▸ **Records about charts and figures**:
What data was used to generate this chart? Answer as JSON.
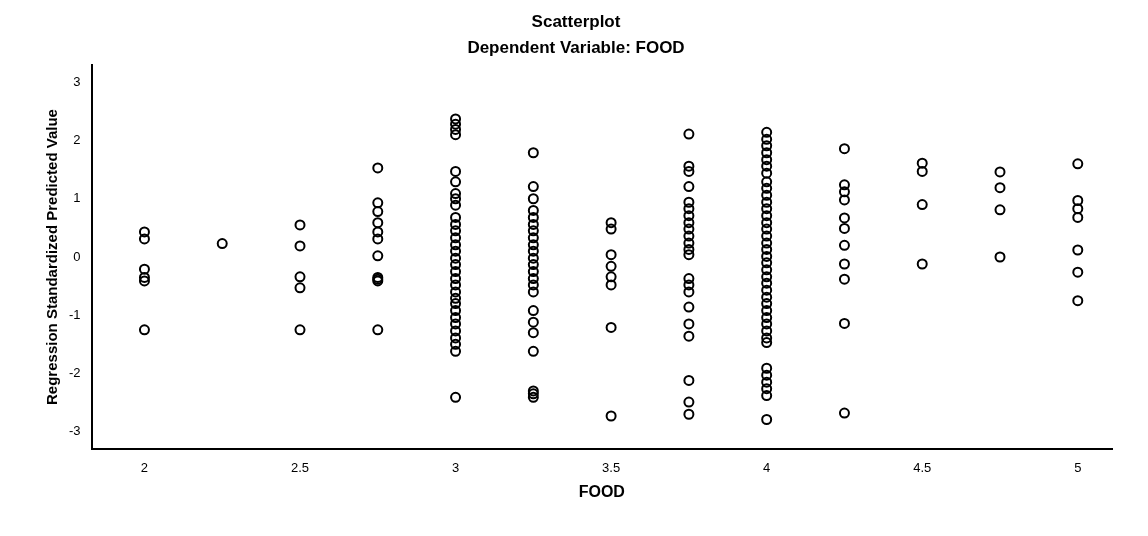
{
  "chart_data": {
    "type": "scatter",
    "title": "Scatterplot",
    "subtitle": "Dependent Variable: FOOD",
    "xlabel": "FOOD",
    "ylabel": "Regression Standardized Predicted Value",
    "xlim": [
      1.83,
      5.11
    ],
    "xticks": [
      2,
      2.5,
      3,
      3.5,
      4,
      4.5,
      5
    ],
    "ylim": [
      -3.3,
      3.3
    ],
    "yticks": [
      -3,
      -2,
      -1,
      0,
      1,
      2,
      3
    ],
    "grid": false,
    "legend": false,
    "marker": "circle",
    "series": [
      {
        "color": "#000000",
        "x": [
          2,
          2,
          2,
          2,
          2,
          2,
          2.25,
          2.5,
          2.5,
          2.5,
          2.5,
          2.5,
          2.75,
          2.75,
          2.75,
          2.75,
          2.75,
          2.75,
          2.75,
          2.75,
          2.75,
          2.75,
          2.75,
          3,
          3,
          3,
          3,
          3,
          3,
          3,
          3,
          3,
          3,
          3,
          3,
          3,
          3,
          3,
          3,
          3,
          3,
          3,
          3,
          3,
          3,
          3,
          3,
          3,
          3,
          3,
          3,
          3,
          3,
          3,
          3.25,
          3.25,
          3.25,
          3.25,
          3.25,
          3.25,
          3.25,
          3.25,
          3.25,
          3.25,
          3.25,
          3.25,
          3.25,
          3.25,
          3.25,
          3.25,
          3.25,
          3.25,
          3.25,
          3.25,
          3.25,
          3.25,
          3.25,
          3.5,
          3.5,
          3.5,
          3.5,
          3.5,
          3.5,
          3.5,
          3.5,
          3.75,
          3.75,
          3.75,
          3.75,
          3.75,
          3.75,
          3.75,
          3.75,
          3.75,
          3.75,
          3.75,
          3.75,
          3.75,
          3.75,
          3.75,
          3.75,
          3.75,
          3.75,
          3.75,
          3.75,
          3.75,
          3.75,
          4,
          4,
          4,
          4,
          4,
          4,
          4,
          4,
          4,
          4,
          4,
          4,
          4,
          4,
          4,
          4,
          4,
          4,
          4,
          4,
          4,
          4,
          4,
          4,
          4,
          4,
          4,
          4,
          4,
          4,
          4,
          4,
          4,
          4,
          4,
          4,
          4,
          4,
          4.25,
          4.25,
          4.25,
          4.25,
          4.25,
          4.25,
          4.25,
          4.25,
          4.25,
          4.25,
          4.25,
          4.5,
          4.5,
          4.5,
          4.5,
          4.75,
          4.75,
          4.75,
          4.75,
          5,
          5,
          5,
          5,
          5,
          5,
          5
        ],
        "values": [
          0.43,
          0.31,
          -0.21,
          -0.35,
          -0.41,
          -1.25,
          0.23,
          0.55,
          0.19,
          -0.34,
          -0.53,
          -1.25,
          1.53,
          0.93,
          0.78,
          0.59,
          0.43,
          0.31,
          0.02,
          -0.35,
          -0.38,
          -0.41,
          -1.25,
          2.37,
          2.28,
          2.19,
          2.1,
          1.47,
          1.29,
          1.09,
          1.0,
          0.89,
          0.68,
          0.56,
          0.45,
          0.33,
          0.21,
          0.1,
          -0.02,
          -0.13,
          -0.25,
          -0.37,
          -0.48,
          -0.6,
          -0.71,
          -0.8,
          -0.92,
          -1.04,
          -1.15,
          -1.27,
          -1.39,
          -1.5,
          -1.62,
          -2.41,
          1.79,
          1.21,
          1.0,
          0.8,
          0.68,
          0.56,
          0.45,
          0.33,
          0.21,
          0.1,
          -0.02,
          -0.13,
          -0.25,
          -0.37,
          -0.48,
          -0.6,
          -0.92,
          -1.12,
          -1.3,
          -1.62,
          -2.3,
          -2.35,
          -2.41,
          0.59,
          0.48,
          0.04,
          -0.16,
          -0.34,
          -0.48,
          -1.21,
          -2.73,
          2.11,
          1.56,
          1.47,
          1.21,
          0.94,
          0.83,
          0.71,
          0.59,
          0.48,
          0.36,
          0.24,
          0.13,
          0.04,
          -0.37,
          -0.48,
          -0.6,
          -0.86,
          -1.15,
          -1.36,
          -2.12,
          -2.49,
          -2.7,
          2.14,
          2.02,
          1.91,
          1.79,
          1.67,
          1.56,
          1.44,
          1.29,
          1.18,
          1.06,
          0.94,
          0.83,
          0.71,
          0.59,
          0.48,
          0.36,
          0.24,
          0.13,
          0.01,
          -0.1,
          -0.22,
          -0.34,
          -0.45,
          -0.57,
          -0.69,
          -0.8,
          -0.92,
          -1.04,
          -1.15,
          -1.27,
          -1.39,
          -1.47,
          -1.91,
          -2.03,
          -2.15,
          -2.26,
          -2.38,
          -2.79,
          1.86,
          1.24,
          1.12,
          0.98,
          0.67,
          0.49,
          0.2,
          -0.12,
          -0.38,
          -1.14,
          -2.68,
          1.61,
          1.47,
          0.9,
          -0.12,
          1.46,
          1.19,
          0.81,
          0.0,
          1.6,
          0.97,
          0.83,
          0.68,
          0.12,
          -0.26,
          -0.75
        ]
      }
    ]
  }
}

▸ **EXERCISE OBJECTIVE**:
Leave the pictures out, and transcribe each of the records exactly.

▸ **EXERCISE OUTPUT**:
What data was used to generate this chart? Answer as JSON.
{
  "chart_data": {
    "type": "scatter",
    "title": "Scatterplot",
    "subtitle": "Dependent Variable: FOOD",
    "xlabel": "FOOD",
    "ylabel": "Regression Standardized Predicted Value",
    "xlim": [
      1.83,
      5.11
    ],
    "xticks": [
      2,
      2.5,
      3,
      3.5,
      4,
      4.5,
      5
    ],
    "ylim": [
      -3.3,
      3.3
    ],
    "yticks": [
      -3,
      -2,
      -1,
      0,
      1,
      2,
      3
    ],
    "grid": false,
    "legend": false,
    "marker": "circle",
    "series": [
      {
        "color": "#000000",
        "x": [
          2,
          2,
          2,
          2,
          2,
          2,
          2.25,
          2.5,
          2.5,
          2.5,
          2.5,
          2.5,
          2.75,
          2.75,
          2.75,
          2.75,
          2.75,
          2.75,
          2.75,
          2.75,
          2.75,
          2.75,
          2.75,
          3,
          3,
          3,
          3,
          3,
          3,
          3,
          3,
          3,
          3,
          3,
          3,
          3,
          3,
          3,
          3,
          3,
          3,
          3,
          3,
          3,
          3,
          3,
          3,
          3,
          3,
          3,
          3,
          3,
          3,
          3,
          3.25,
          3.25,
          3.25,
          3.25,
          3.25,
          3.25,
          3.25,
          3.25,
          3.25,
          3.25,
          3.25,
          3.25,
          3.25,
          3.25,
          3.25,
          3.25,
          3.25,
          3.25,
          3.25,
          3.25,
          3.25,
          3.25,
          3.25,
          3.5,
          3.5,
          3.5,
          3.5,
          3.5,
          3.5,
          3.5,
          3.5,
          3.75,
          3.75,
          3.75,
          3.75,
          3.75,
          3.75,
          3.75,
          3.75,
          3.75,
          3.75,
          3.75,
          3.75,
          3.75,
          3.75,
          3.75,
          3.75,
          3.75,
          3.75,
          3.75,
          3.75,
          3.75,
          3.75,
          4,
          4,
          4,
          4,
          4,
          4,
          4,
          4,
          4,
          4,
          4,
          4,
          4,
          4,
          4,
          4,
          4,
          4,
          4,
          4,
          4,
          4,
          4,
          4,
          4,
          4,
          4,
          4,
          4,
          4,
          4,
          4,
          4,
          4,
          4,
          4,
          4,
          4,
          4.25,
          4.25,
          4.25,
          4.25,
          4.25,
          4.25,
          4.25,
          4.25,
          4.25,
          4.25,
          4.25,
          4.5,
          4.5,
          4.5,
          4.5,
          4.75,
          4.75,
          4.75,
          4.75,
          5,
          5,
          5,
          5,
          5,
          5,
          5
        ],
        "values": [
          0.43,
          0.31,
          -0.21,
          -0.35,
          -0.41,
          -1.25,
          0.23,
          0.55,
          0.19,
          -0.34,
          -0.53,
          -1.25,
          1.53,
          0.93,
          0.78,
          0.59,
          0.43,
          0.31,
          0.02,
          -0.35,
          -0.38,
          -0.41,
          -1.25,
          2.37,
          2.28,
          2.19,
          2.1,
          1.47,
          1.29,
          1.09,
          1.0,
          0.89,
          0.68,
          0.56,
          0.45,
          0.33,
          0.21,
          0.1,
          -0.02,
          -0.13,
          -0.25,
          -0.37,
          -0.48,
          -0.6,
          -0.71,
          -0.8,
          -0.92,
          -1.04,
          -1.15,
          -1.27,
          -1.39,
          -1.5,
          -1.62,
          -2.41,
          1.79,
          1.21,
          1.0,
          0.8,
          0.68,
          0.56,
          0.45,
          0.33,
          0.21,
          0.1,
          -0.02,
          -0.13,
          -0.25,
          -0.37,
          -0.48,
          -0.6,
          -0.92,
          -1.12,
          -1.3,
          -1.62,
          -2.3,
          -2.35,
          -2.41,
          0.59,
          0.48,
          0.04,
          -0.16,
          -0.34,
          -0.48,
          -1.21,
          -2.73,
          2.11,
          1.56,
          1.47,
          1.21,
          0.94,
          0.83,
          0.71,
          0.59,
          0.48,
          0.36,
          0.24,
          0.13,
          0.04,
          -0.37,
          -0.48,
          -0.6,
          -0.86,
          -1.15,
          -1.36,
          -2.12,
          -2.49,
          -2.7,
          2.14,
          2.02,
          1.91,
          1.79,
          1.67,
          1.56,
          1.44,
          1.29,
          1.18,
          1.06,
          0.94,
          0.83,
          0.71,
          0.59,
          0.48,
          0.36,
          0.24,
          0.13,
          0.01,
          -0.1,
          -0.22,
          -0.34,
          -0.45,
          -0.57,
          -0.69,
          -0.8,
          -0.92,
          -1.04,
          -1.15,
          -1.27,
          -1.39,
          -1.47,
          -1.91,
          -2.03,
          -2.15,
          -2.26,
          -2.38,
          -2.79,
          1.86,
          1.24,
          1.12,
          0.98,
          0.67,
          0.49,
          0.2,
          -0.12,
          -0.38,
          -1.14,
          -2.68,
          1.61,
          1.47,
          0.9,
          -0.12,
          1.46,
          1.19,
          0.81,
          0.0,
          1.6,
          0.97,
          0.83,
          0.68,
          0.12,
          -0.26,
          -0.75
        ]
      }
    ]
  }
}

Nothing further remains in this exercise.